## Given task
Render the material again word for word, skipping the pictures in it.

*-*-*

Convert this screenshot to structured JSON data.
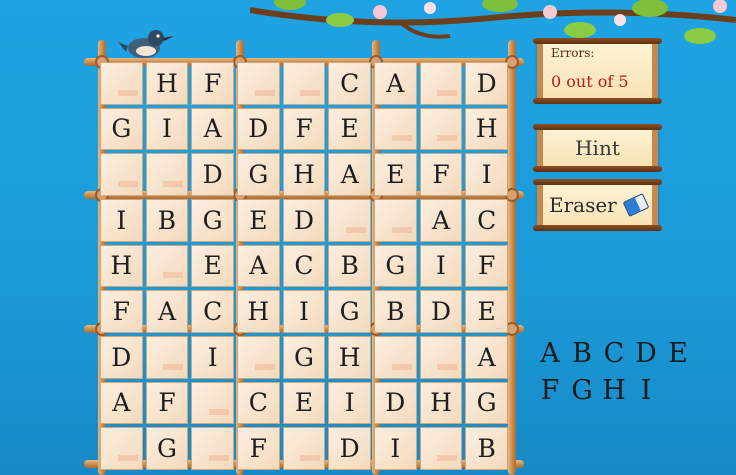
{
  "errors": {
    "label": "Errors:",
    "value": "0 out of 5"
  },
  "hint": {
    "label": "Hint"
  },
  "eraser": {
    "label": "Eraser",
    "icon": "eraser-icon"
  },
  "palette": {
    "rows": [
      [
        "A",
        "B",
        "C",
        "D",
        "E"
      ],
      [
        "F",
        "G",
        "H",
        "I"
      ]
    ]
  },
  "board": {
    "rows": [
      [
        "",
        "H",
        "F",
        "",
        "",
        "C",
        "A",
        "",
        "D"
      ],
      [
        "G",
        "I",
        "A",
        "D",
        "F",
        "E",
        "",
        "",
        "H"
      ],
      [
        "",
        "",
        "D",
        "G",
        "H",
        "A",
        "E",
        "F",
        "I"
      ],
      [
        "I",
        "B",
        "G",
        "E",
        "D",
        "",
        "",
        "A",
        "C"
      ],
      [
        "H",
        "",
        "E",
        "A",
        "C",
        "B",
        "G",
        "I",
        "F"
      ],
      [
        "F",
        "A",
        "C",
        "H",
        "I",
        "G",
        "B",
        "D",
        "E"
      ],
      [
        "D",
        "",
        "I",
        "",
        "G",
        "H",
        "",
        "",
        "A"
      ],
      [
        "A",
        "F",
        "",
        "C",
        "E",
        "I",
        "D",
        "H",
        "G"
      ],
      [
        "",
        "G",
        "",
        "F",
        "",
        "D",
        "I",
        "",
        "B"
      ]
    ]
  },
  "colors": {
    "sky": "#1fa3e2",
    "error_text": "#c01818",
    "bamboo": "#c98a4c"
  }
}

*-*-*

## Solution to the problem
Convert this screenshot to structured JSON data.
{
  "errors": {
    "label": "Errors:",
    "value": "0 out of 5"
  },
  "hint": {
    "label": "Hint"
  },
  "eraser": {
    "label": "Eraser",
    "icon": "eraser-icon"
  },
  "palette": {
    "rows": [
      [
        "A",
        "B",
        "C",
        "D",
        "E"
      ],
      [
        "F",
        "G",
        "H",
        "I"
      ]
    ]
  },
  "board": {
    "rows": [
      [
        "",
        "H",
        "F",
        "",
        "",
        "C",
        "A",
        "",
        "D"
      ],
      [
        "G",
        "I",
        "A",
        "D",
        "F",
        "E",
        "",
        "",
        "H"
      ],
      [
        "",
        "",
        "D",
        "G",
        "H",
        "A",
        "E",
        "F",
        "I"
      ],
      [
        "I",
        "B",
        "G",
        "E",
        "D",
        "",
        "",
        "A",
        "C"
      ],
      [
        "H",
        "",
        "E",
        "A",
        "C",
        "B",
        "G",
        "I",
        "F"
      ],
      [
        "F",
        "A",
        "C",
        "H",
        "I",
        "G",
        "B",
        "D",
        "E"
      ],
      [
        "D",
        "",
        "I",
        "",
        "G",
        "H",
        "",
        "",
        "A"
      ],
      [
        "A",
        "F",
        "",
        "C",
        "E",
        "I",
        "D",
        "H",
        "G"
      ],
      [
        "",
        "G",
        "",
        "F",
        "",
        "D",
        "I",
        "",
        "B"
      ]
    ]
  },
  "colors": {
    "sky": "#1fa3e2",
    "error_text": "#c01818",
    "bamboo": "#c98a4c"
  }
}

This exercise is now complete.